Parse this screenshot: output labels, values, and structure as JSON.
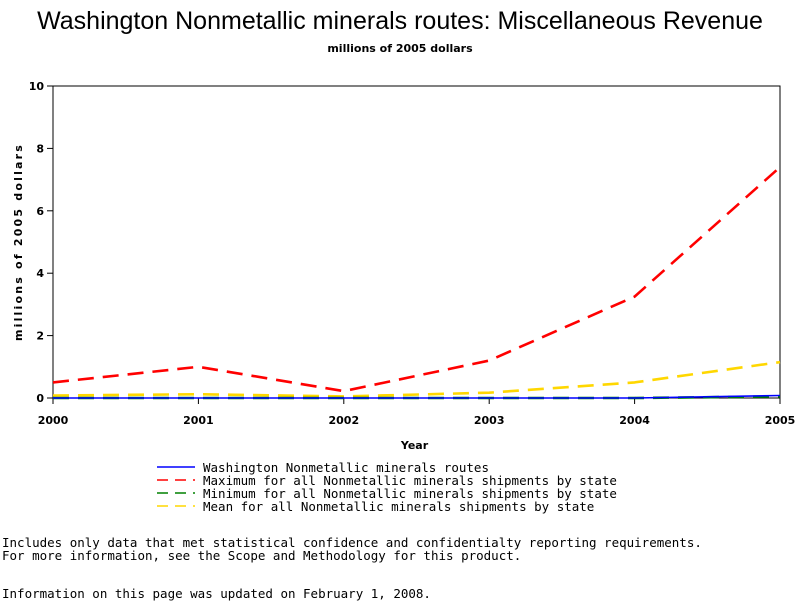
{
  "chart_data": {
    "type": "line",
    "title": "Washington Nonmetallic minerals routes: Miscellaneous Revenue",
    "subtitle": "millions of 2005 dollars",
    "xlabel": "Year",
    "ylabel": "millions of 2005 dollars",
    "x": [
      2000,
      2001,
      2002,
      2003,
      2004,
      2005
    ],
    "xlim": [
      2000,
      2005
    ],
    "ylim": [
      0,
      10
    ],
    "yticks": [
      0,
      2,
      4,
      6,
      8,
      10
    ],
    "grid": false,
    "legend_position": "bottom",
    "series": [
      {
        "name": "Washington Nonmetallic minerals routes",
        "color": "#0000ff",
        "style": "solid",
        "values": [
          0.0,
          0.0,
          0.0,
          0.0,
          0.0,
          0.08
        ]
      },
      {
        "name": "Maximum for all Nonmetallic minerals shipments by state",
        "color": "#ff0000",
        "style": "dashed",
        "values": [
          0.5,
          1.0,
          0.22,
          1.2,
          3.25,
          7.4
        ]
      },
      {
        "name": "Minimum for all Nonmetallic minerals shipments by state",
        "color": "#008000",
        "style": "dashed",
        "values": [
          0.0,
          0.0,
          0.0,
          0.0,
          0.0,
          0.05
        ]
      },
      {
        "name": "Mean for all Nonmetallic minerals shipments by state",
        "color": "#ffd700",
        "style": "dashed",
        "values": [
          0.08,
          0.12,
          0.05,
          0.17,
          0.5,
          1.15
        ]
      }
    ]
  },
  "footnotes": {
    "line1": "Includes only data that met statistical confidence and confidentialty reporting requirements.",
    "line2": "For more information, see the Scope and Methodology for this product.",
    "updated": "Information on this page was updated on February 1, 2008."
  }
}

* **Given task**: Return the material exactly as given, apart from the pictures.

* **Full solution**:
Parse this screenshot: output labels, values, and structure as JSON.
{
  "chart_data": {
    "type": "line",
    "title": "Washington Nonmetallic minerals routes: Miscellaneous Revenue",
    "subtitle": "millions of 2005 dollars",
    "xlabel": "Year",
    "ylabel": "millions of 2005 dollars",
    "x": [
      2000,
      2001,
      2002,
      2003,
      2004,
      2005
    ],
    "xlim": [
      2000,
      2005
    ],
    "ylim": [
      0,
      10
    ],
    "yticks": [
      0,
      2,
      4,
      6,
      8,
      10
    ],
    "grid": false,
    "legend_position": "bottom",
    "series": [
      {
        "name": "Washington Nonmetallic minerals routes",
        "color": "#0000ff",
        "style": "solid",
        "values": [
          0.0,
          0.0,
          0.0,
          0.0,
          0.0,
          0.08
        ]
      },
      {
        "name": "Maximum for all Nonmetallic minerals shipments by state",
        "color": "#ff0000",
        "style": "dashed",
        "values": [
          0.5,
          1.0,
          0.22,
          1.2,
          3.25,
          7.4
        ]
      },
      {
        "name": "Minimum for all Nonmetallic minerals shipments by state",
        "color": "#008000",
        "style": "dashed",
        "values": [
          0.0,
          0.0,
          0.0,
          0.0,
          0.0,
          0.05
        ]
      },
      {
        "name": "Mean for all Nonmetallic minerals shipments by state",
        "color": "#ffd700",
        "style": "dashed",
        "values": [
          0.08,
          0.12,
          0.05,
          0.17,
          0.5,
          1.15
        ]
      }
    ]
  },
  "footnotes": {
    "line1": "Includes only data that met statistical confidence and confidentialty reporting requirements.",
    "line2": "For more information, see the Scope and Methodology for this product.",
    "updated": "Information on this page was updated on February 1, 2008."
  }
}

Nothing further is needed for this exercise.